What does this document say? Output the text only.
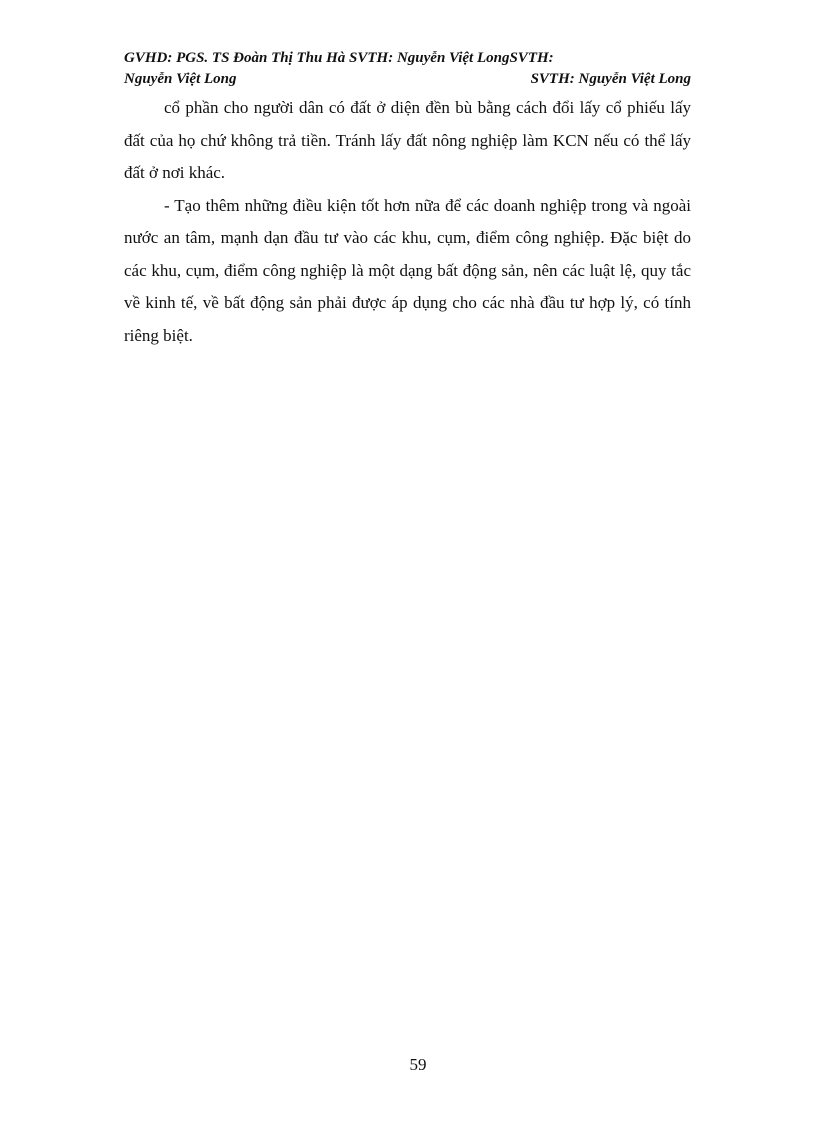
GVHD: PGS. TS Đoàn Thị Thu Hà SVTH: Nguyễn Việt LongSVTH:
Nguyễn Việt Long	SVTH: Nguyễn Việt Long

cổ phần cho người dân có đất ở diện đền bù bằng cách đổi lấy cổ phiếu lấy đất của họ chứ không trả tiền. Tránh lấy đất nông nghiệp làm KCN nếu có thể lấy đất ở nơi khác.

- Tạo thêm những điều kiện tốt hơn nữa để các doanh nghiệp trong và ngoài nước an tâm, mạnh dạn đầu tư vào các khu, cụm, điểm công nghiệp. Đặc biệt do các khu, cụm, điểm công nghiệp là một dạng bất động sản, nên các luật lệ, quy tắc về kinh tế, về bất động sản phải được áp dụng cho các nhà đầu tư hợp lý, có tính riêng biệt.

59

◆ ◆ ◆ ◆ ◆ ◆ ◆

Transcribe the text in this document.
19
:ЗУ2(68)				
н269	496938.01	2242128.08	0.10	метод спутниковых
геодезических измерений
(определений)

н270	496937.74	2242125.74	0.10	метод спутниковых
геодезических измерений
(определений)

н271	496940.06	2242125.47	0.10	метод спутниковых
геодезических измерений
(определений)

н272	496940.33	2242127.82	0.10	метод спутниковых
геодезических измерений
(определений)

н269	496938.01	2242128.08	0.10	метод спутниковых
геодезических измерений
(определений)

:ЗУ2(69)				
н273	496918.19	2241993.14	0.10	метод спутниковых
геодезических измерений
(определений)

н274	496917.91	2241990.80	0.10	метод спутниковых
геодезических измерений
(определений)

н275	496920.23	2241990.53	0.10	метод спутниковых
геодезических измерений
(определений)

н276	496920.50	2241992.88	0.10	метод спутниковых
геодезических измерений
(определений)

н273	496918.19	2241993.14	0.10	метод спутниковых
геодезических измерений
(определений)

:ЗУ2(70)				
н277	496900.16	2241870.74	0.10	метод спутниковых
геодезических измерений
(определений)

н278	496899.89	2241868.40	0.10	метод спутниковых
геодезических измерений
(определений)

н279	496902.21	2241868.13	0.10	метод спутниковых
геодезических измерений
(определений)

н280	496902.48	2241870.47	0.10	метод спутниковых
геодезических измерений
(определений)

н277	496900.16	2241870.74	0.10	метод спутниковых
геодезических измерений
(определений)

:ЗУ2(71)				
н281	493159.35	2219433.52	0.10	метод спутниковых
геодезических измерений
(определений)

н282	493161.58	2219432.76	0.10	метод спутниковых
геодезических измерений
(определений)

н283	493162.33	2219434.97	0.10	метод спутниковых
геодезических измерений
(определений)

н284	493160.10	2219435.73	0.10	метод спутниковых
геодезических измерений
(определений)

◆ ◆ ◆ ◆ ◆ ◆ ◆

Scan the material and collect every line that contains "nghiệp".

> [Response to the task]
cổ phần cho người dân có đất ở diện đền bù bằng cách đổi lấy cổ phiếu lấy đất của họ chứ không trả tiền. Tránh lấy đất nông nghiệp làm KCN nếu có thể lấy đất ở nơi khác.
- Tạo thêm những điều kiện tốt hơn nữa để các doanh nghiệp trong và ngoài nước an tâm, mạnh dạn đầu tư vào các khu, cụm, điểm công nghiệp. Đặc biệt do các khu, cụm, điểm công nghiệp là một dạng bất động sản, nên các luật lệ, quy tắc về kinh tế, về bất động sản phải được áp dụng cho các nhà đầu tư hợp lý, có tính riêng biệt.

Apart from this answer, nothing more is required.